Do this:
Copy the full set of lines exactly as given.

Task inputs:
(begin)
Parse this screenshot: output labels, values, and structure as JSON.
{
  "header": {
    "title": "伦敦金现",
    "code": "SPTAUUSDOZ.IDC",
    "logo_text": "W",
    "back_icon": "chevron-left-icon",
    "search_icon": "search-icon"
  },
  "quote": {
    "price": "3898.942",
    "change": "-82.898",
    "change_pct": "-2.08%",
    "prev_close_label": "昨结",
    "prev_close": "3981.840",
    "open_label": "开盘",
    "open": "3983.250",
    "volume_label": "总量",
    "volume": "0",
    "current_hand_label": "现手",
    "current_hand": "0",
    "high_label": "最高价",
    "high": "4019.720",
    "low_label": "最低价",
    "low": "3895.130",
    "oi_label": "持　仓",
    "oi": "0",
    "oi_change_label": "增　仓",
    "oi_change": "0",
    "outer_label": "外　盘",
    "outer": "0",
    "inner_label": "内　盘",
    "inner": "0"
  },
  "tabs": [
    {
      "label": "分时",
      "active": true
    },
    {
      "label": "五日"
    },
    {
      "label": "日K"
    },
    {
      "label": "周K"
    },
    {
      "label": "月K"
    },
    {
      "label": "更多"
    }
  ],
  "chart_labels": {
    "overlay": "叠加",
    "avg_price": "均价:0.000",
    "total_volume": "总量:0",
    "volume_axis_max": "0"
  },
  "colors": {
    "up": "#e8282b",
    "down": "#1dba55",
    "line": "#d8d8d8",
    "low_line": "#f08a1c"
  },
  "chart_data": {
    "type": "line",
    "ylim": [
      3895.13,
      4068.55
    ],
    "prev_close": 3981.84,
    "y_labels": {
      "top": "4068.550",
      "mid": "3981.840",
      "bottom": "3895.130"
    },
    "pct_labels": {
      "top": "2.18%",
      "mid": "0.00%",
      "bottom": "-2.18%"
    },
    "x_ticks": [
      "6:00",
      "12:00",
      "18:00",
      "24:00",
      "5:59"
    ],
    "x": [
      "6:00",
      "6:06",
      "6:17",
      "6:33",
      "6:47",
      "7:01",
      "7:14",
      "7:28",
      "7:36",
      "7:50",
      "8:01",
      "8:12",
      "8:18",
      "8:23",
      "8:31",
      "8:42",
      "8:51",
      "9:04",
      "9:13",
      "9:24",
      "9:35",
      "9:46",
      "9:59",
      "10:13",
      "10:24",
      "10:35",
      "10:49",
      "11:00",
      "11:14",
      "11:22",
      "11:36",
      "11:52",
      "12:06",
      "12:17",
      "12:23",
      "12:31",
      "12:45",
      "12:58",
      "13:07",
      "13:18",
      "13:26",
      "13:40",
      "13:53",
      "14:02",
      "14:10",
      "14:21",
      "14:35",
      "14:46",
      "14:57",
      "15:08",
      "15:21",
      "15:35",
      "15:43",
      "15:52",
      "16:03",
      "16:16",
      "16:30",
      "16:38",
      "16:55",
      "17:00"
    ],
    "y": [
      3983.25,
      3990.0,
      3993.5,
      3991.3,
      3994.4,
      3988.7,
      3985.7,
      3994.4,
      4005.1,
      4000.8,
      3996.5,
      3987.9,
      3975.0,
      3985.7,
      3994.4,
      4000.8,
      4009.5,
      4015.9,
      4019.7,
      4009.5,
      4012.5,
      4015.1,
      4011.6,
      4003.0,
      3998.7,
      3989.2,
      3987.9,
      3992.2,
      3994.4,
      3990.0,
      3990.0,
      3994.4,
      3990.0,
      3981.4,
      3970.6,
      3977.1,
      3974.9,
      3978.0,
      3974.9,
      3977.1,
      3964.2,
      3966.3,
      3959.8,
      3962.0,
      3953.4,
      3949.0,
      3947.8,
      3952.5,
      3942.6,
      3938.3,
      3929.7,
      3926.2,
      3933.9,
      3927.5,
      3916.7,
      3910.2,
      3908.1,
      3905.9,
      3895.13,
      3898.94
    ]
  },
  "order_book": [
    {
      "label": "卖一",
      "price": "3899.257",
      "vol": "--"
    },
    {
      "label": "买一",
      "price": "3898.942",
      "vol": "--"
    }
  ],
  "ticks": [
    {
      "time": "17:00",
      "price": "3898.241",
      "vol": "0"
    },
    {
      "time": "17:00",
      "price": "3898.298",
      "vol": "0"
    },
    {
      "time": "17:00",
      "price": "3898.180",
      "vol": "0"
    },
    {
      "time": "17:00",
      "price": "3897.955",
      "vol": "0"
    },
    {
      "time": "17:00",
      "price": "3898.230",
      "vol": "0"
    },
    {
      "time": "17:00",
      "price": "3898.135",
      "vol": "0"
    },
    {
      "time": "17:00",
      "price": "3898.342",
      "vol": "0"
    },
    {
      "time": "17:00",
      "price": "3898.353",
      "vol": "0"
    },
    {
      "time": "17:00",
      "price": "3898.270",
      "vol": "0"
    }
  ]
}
(end)
Answer to the task:
Parse this screenshot: output labels, values, and structure as JSON.
{
  "header": {
    "title": "伦敦金现",
    "code": "SPTAUUSDOZ.IDC",
    "logo_text": "W",
    "back_icon": "chevron-left-icon",
    "search_icon": "search-icon"
  },
  "quote": {
    "price": "3898.942",
    "change": "-82.898",
    "change_pct": "-2.08%",
    "prev_close_label": "昨结",
    "prev_close": "3981.840",
    "open_label": "开盘",
    "open": "3983.250",
    "volume_label": "总量",
    "volume": "0",
    "current_hand_label": "现手",
    "current_hand": "0",
    "high_label": "最高价",
    "high": "4019.720",
    "low_label": "最低价",
    "low": "3895.130",
    "oi_label": "持　仓",
    "oi": "0",
    "oi_change_label": "增　仓",
    "oi_change": "0",
    "outer_label": "外　盘",
    "outer": "0",
    "inner_label": "内　盘",
    "inner": "0"
  },
  "tabs": [
    {
      "label": "分时",
      "active": true
    },
    {
      "label": "五日"
    },
    {
      "label": "日K"
    },
    {
      "label": "周K"
    },
    {
      "label": "月K"
    },
    {
      "label": "更多"
    }
  ],
  "chart_labels": {
    "overlay": "叠加",
    "avg_price": "均价:0.000",
    "total_volume": "总量:0",
    "volume_axis_max": "0"
  },
  "colors": {
    "up": "#e8282b",
    "down": "#1dba55",
    "line": "#d8d8d8",
    "low_line": "#f08a1c"
  },
  "chart_data": {
    "type": "line",
    "ylim": [
      3895.13,
      4068.55
    ],
    "prev_close": 3981.84,
    "y_labels": {
      "top": "4068.550",
      "mid": "3981.840",
      "bottom": "3895.130"
    },
    "pct_labels": {
      "top": "2.18%",
      "mid": "0.00%",
      "bottom": "-2.18%"
    },
    "x_ticks": [
      "6:00",
      "12:00",
      "18:00",
      "24:00",
      "5:59"
    ],
    "x": [
      "6:00",
      "6:06",
      "6:17",
      "6:33",
      "6:47",
      "7:01",
      "7:14",
      "7:28",
      "7:36",
      "7:50",
      "8:01",
      "8:12",
      "8:18",
      "8:23",
      "8:31",
      "8:42",
      "8:51",
      "9:04",
      "9:13",
      "9:24",
      "9:35",
      "9:46",
      "9:59",
      "10:13",
      "10:24",
      "10:35",
      "10:49",
      "11:00",
      "11:14",
      "11:22",
      "11:36",
      "11:52",
      "12:06",
      "12:17",
      "12:23",
      "12:31",
      "12:45",
      "12:58",
      "13:07",
      "13:18",
      "13:26",
      "13:40",
      "13:53",
      "14:02",
      "14:10",
      "14:21",
      "14:35",
      "14:46",
      "14:57",
      "15:08",
      "15:21",
      "15:35",
      "15:43",
      "15:52",
      "16:03",
      "16:16",
      "16:30",
      "16:38",
      "16:55",
      "17:00"
    ],
    "y": [
      3983.25,
      3990.0,
      3993.5,
      3991.3,
      3994.4,
      3988.7,
      3985.7,
      3994.4,
      4005.1,
      4000.8,
      3996.5,
      3987.9,
      3975.0,
      3985.7,
      3994.4,
      4000.8,
      4009.5,
      4015.9,
      4019.7,
      4009.5,
      4012.5,
      4015.1,
      4011.6,
      4003.0,
      3998.7,
      3989.2,
      3987.9,
      3992.2,
      3994.4,
      3990.0,
      3990.0,
      3994.4,
      3990.0,
      3981.4,
      3970.6,
      3977.1,
      3974.9,
      3978.0,
      3974.9,
      3977.1,
      3964.2,
      3966.3,
      3959.8,
      3962.0,
      3953.4,
      3949.0,
      3947.8,
      3952.5,
      3942.6,
      3938.3,
      3929.7,
      3926.2,
      3933.9,
      3927.5,
      3916.7,
      3910.2,
      3908.1,
      3905.9,
      3895.13,
      3898.94
    ]
  },
  "order_book": [
    {
      "label": "卖一",
      "price": "3899.257",
      "vol": "--"
    },
    {
      "label": "买一",
      "price": "3898.942",
      "vol": "--"
    }
  ],
  "ticks": [
    {
      "time": "17:00",
      "price": "3898.241",
      "vol": "0"
    },
    {
      "time": "17:00",
      "price": "3898.298",
      "vol": "0"
    },
    {
      "time": "17:00",
      "price": "3898.180",
      "vol": "0"
    },
    {
      "time": "17:00",
      "price": "3897.955",
      "vol": "0"
    },
    {
      "time": "17:00",
      "price": "3898.230",
      "vol": "0"
    },
    {
      "time": "17:00",
      "price": "3898.135",
      "vol": "0"
    },
    {
      "time": "17:00",
      "price": "3898.342",
      "vol": "0"
    },
    {
      "time": "17:00",
      "price": "3898.353",
      "vol": "0"
    },
    {
      "time": "17:00",
      "price": "3898.270",
      "vol": "0"
    }
  ]
}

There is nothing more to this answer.